──────── SOURCE EXTRACT

Live album by John Farnham
- Released: 30 September 2011 (Australia)
- Recorded: July 2011 at Chapel off Chapel
- Genres: Pop; rock;
- Label: Sony BMG
- Producer: Ross Fraser

John Farnham chronology
| Jack (2010) | The Acoustic Chapel Sessions (2011) | Two Strong Hearts Live (2015) |

= The Acoustic Chapel Sessions =

The Acoustic Chapel Sessions is an album by Australian singer, John Farnham. It was released through Sony BMG, as a CD + DVD package in September 2011 and the album peaked at number 10 on the ARIA Charts.

The CD, recorded at Chapel off Chapel in July of that year, consists of eleven of Farnham's greatest hits reworked as stripped-back acoustic compositions. The DVD package includes eight of the songs ('Two Strong Hearts' being an alternate take) as well as interviews with John and the band, in addition to behind-the-scenes footage.

==Background==

The release of The Acoustic Chapel Sessions coincides with the 25th anniversary of Whispering Jack, Australia's highest-selling and most successful album ever.

John Farnham explained, "We wanted to rework some of the songs that we have been doing on stage for the last 25 years. It's always difficult to rework something that people are very used to, having said that we have had a lot of fun doing it'. Farnham's manager, Glenn Wheatley, added, "This recording has just given me goose bumps; it's amazing seeing the songs stripped right back and all acoustic. I wonder why we didn't think about doing this earlier".

==Tour and promotion==

Farnham toured the album nationally in October and November 2011 in intimate venues with smaller audiences than his large stadium shows. Patrick McDonald of Adelaide Now said of the tour, "Magic was the right word. For all the flack he cops about endless comebacks, it would truly be a crime if 'The Voice' was ever silenced."

A music video of "Pressure Down" taken from the DVD was released to further promote the album.

────────────────
──────── DATA ENTRIES

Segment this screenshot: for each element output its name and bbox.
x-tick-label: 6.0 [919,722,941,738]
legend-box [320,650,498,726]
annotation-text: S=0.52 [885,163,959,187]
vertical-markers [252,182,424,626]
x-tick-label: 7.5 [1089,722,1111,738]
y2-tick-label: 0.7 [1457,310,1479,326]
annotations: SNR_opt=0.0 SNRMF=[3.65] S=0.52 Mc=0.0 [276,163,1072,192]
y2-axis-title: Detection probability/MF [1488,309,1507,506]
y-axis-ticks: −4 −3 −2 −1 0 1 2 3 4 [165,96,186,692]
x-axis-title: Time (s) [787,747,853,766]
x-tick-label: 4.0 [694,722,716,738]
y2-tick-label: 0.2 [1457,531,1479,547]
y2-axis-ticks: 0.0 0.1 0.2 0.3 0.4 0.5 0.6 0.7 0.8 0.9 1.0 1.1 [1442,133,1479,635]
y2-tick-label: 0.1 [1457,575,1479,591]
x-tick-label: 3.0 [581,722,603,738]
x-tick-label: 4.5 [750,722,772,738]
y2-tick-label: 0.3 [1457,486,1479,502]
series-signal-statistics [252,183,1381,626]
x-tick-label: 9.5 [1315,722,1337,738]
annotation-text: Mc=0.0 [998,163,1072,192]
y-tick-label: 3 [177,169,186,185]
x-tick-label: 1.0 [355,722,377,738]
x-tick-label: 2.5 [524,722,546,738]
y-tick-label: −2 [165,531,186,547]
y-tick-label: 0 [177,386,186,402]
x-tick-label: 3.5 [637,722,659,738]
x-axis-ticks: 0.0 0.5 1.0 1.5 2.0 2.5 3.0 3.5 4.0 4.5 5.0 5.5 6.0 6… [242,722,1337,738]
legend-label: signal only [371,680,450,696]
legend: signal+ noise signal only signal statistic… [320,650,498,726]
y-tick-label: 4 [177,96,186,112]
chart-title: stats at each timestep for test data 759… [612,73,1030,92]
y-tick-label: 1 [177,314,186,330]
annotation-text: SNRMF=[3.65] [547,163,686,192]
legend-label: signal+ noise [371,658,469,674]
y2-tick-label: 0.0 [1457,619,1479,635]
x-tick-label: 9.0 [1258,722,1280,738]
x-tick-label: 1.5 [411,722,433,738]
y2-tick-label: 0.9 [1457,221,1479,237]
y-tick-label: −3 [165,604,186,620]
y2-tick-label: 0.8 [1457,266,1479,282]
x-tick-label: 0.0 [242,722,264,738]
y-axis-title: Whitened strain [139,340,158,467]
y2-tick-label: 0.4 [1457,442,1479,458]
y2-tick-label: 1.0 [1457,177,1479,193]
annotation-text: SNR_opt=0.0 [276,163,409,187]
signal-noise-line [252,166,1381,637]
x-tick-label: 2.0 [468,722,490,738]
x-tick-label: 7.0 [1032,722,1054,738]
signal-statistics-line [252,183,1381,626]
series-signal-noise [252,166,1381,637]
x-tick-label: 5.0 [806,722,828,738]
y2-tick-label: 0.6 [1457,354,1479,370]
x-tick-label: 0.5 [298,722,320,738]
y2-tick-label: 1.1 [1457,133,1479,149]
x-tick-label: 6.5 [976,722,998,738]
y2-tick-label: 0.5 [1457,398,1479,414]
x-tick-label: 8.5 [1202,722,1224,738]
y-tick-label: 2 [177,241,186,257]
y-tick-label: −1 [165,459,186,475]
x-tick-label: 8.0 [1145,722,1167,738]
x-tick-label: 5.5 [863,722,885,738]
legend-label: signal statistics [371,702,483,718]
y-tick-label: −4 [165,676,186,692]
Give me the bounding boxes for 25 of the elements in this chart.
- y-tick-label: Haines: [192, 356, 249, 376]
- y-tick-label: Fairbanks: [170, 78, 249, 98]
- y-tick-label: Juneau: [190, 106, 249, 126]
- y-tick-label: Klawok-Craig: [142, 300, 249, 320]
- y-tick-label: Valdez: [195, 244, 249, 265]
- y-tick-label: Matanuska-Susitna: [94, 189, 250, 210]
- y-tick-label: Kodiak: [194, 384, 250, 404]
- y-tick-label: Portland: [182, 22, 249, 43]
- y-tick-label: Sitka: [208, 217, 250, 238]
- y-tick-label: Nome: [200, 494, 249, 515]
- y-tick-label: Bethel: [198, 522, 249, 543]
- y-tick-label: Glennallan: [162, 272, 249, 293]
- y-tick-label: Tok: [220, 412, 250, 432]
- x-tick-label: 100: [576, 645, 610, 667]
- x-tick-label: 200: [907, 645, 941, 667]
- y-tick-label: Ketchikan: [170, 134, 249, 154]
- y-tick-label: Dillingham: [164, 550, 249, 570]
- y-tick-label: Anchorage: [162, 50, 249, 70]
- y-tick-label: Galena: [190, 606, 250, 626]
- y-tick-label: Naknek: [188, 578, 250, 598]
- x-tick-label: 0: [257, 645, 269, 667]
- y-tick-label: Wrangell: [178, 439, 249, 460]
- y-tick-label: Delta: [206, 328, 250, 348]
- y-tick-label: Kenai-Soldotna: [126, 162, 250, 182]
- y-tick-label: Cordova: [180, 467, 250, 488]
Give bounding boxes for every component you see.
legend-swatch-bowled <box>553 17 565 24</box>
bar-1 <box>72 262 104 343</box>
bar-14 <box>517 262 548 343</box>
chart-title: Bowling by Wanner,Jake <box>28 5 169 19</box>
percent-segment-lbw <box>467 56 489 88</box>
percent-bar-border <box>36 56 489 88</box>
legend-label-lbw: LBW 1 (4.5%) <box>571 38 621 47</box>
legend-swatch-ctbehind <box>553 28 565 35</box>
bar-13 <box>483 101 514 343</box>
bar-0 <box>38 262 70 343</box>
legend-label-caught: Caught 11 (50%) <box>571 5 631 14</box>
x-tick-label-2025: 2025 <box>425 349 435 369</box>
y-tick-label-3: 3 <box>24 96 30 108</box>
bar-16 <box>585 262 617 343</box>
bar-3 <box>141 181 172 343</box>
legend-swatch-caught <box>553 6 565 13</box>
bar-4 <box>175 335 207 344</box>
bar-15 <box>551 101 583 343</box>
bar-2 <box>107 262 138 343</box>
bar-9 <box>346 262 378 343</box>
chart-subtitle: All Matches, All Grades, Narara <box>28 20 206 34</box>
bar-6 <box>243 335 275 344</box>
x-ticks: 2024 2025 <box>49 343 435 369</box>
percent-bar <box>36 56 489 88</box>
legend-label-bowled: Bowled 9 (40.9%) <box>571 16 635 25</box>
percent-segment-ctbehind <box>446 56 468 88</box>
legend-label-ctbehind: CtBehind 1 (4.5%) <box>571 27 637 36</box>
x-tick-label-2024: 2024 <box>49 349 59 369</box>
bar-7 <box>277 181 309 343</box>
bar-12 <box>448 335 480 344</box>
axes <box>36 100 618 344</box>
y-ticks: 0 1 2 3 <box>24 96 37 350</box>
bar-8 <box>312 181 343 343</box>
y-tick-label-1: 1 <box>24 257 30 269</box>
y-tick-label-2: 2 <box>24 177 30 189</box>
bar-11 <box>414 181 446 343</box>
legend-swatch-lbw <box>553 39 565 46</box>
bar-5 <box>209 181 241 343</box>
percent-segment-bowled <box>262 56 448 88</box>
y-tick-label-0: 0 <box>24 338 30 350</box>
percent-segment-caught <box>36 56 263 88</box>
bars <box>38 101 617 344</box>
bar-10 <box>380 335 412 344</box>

────────────────

**PROBLEMS TO SOLVE**
1/ Reproduce the album text word for word, from "The CD, recorded" up to and including "successful album ever.".
2/ Write out the dataset entries unchanged, from their first line up to and including the line with "series-signal-noise [252,166,1381,637]".
The album text and the entries were taken from unrelated sources.

**CORRECT ANSWERS**
1/
The CD, recorded at Chapel off Chapel in July of that year, consists of eleven of Farnham's greatest hits reworked as stripped-back acoustic compositions. The DVD package includes eight of the songs ('Two Strong Hearts' being an alternate take) as well as interviews with John and the band, in addition to behind-the-scenes footage.

==Background==

The release of The Acoustic Chapel Sessions coincides with the 25th anniversary of Whispering Jack, Australia's highest-selling and most successful album ever.

2/
Segment this screenshot: for each element output its name and bbox.
x-tick-label: 6.0 [919,722,941,738]
legend-box [320,650,498,726]
annotation-text: S=0.52 [885,163,959,187]
vertical-markers [252,182,424,626]
x-tick-label: 7.5 [1089,722,1111,738]
y2-tick-label: 0.7 [1457,310,1479,326]
annotations: SNR_opt=0.0 SNRMF=[3.65] S=0.52 Mc=0.0 [276,163,1072,192]
y2-axis-title: Detection probability/MF [1488,309,1507,506]
y-axis-ticks: −4 −3 −2 −1 0 1 2 3 4 [165,96,186,692]
x-axis-title: Time (s) [787,747,853,766]
x-tick-label: 4.0 [694,722,716,738]
y2-tick-label: 0.2 [1457,531,1479,547]
y2-axis-ticks: 0.0 0.1 0.2 0.3 0.4 0.5 0.6 0.7 0.8 0.9 1.0 1.1 [1442,133,1479,635]
y2-tick-label: 0.1 [1457,575,1479,591]
x-tick-label: 3.0 [581,722,603,738]
x-tick-label: 4.5 [750,722,772,738]
y2-tick-label: 0.3 [1457,486,1479,502]
series-signal-statistics [252,183,1381,626]
x-tick-label: 9.5 [1315,722,1337,738]
annotation-text: Mc=0.0 [998,163,1072,192]
y-tick-label: 3 [177,169,186,185]
x-tick-label: 1.0 [355,722,377,738]
x-tick-label: 2.5 [524,722,546,738]
y-tick-label: −2 [165,531,186,547]
y-tick-label: 0 [177,386,186,402]
x-tick-label: 3.5 [637,722,659,738]
x-axis-ticks: 0.0 0.5 1.0 1.5 2.0 2.5 3.0 3.5 4.0 4.5 5.0 5.5 6.0 6… [242,722,1337,738]
legend-label: signal only [371,680,450,696]
legend: signal+ noise signal only signal statistic… [320,650,498,726]
y-tick-label: 4 [177,96,186,112]
chart-title: stats at each timestep for test data 759… [612,73,1030,92]
y-tick-label: 1 [177,314,186,330]
annotation-text: SNRMF=[3.65] [547,163,686,192]
legend-label: signal+ noise [371,658,469,674]
y2-tick-label: 0.0 [1457,619,1479,635]
x-tick-label: 9.0 [1258,722,1280,738]
x-tick-label: 1.5 [411,722,433,738]
y2-tick-label: 0.9 [1457,221,1479,237]
y-tick-label: −3 [165,604,186,620]
y2-tick-label: 0.8 [1457,266,1479,282]
x-tick-label: 0.0 [242,722,264,738]
y-axis-title: Whitened strain [139,340,158,467]
y2-tick-label: 0.4 [1457,442,1479,458]
y2-tick-label: 1.0 [1457,177,1479,193]
annotation-text: SNR_opt=0.0 [276,163,409,187]
signal-noise-line [252,166,1381,637]
x-tick-label: 2.0 [468,722,490,738]
x-tick-label: 7.0 [1032,722,1054,738]
signal-statistics-line [252,183,1381,626]
series-signal-noise [252,166,1381,637]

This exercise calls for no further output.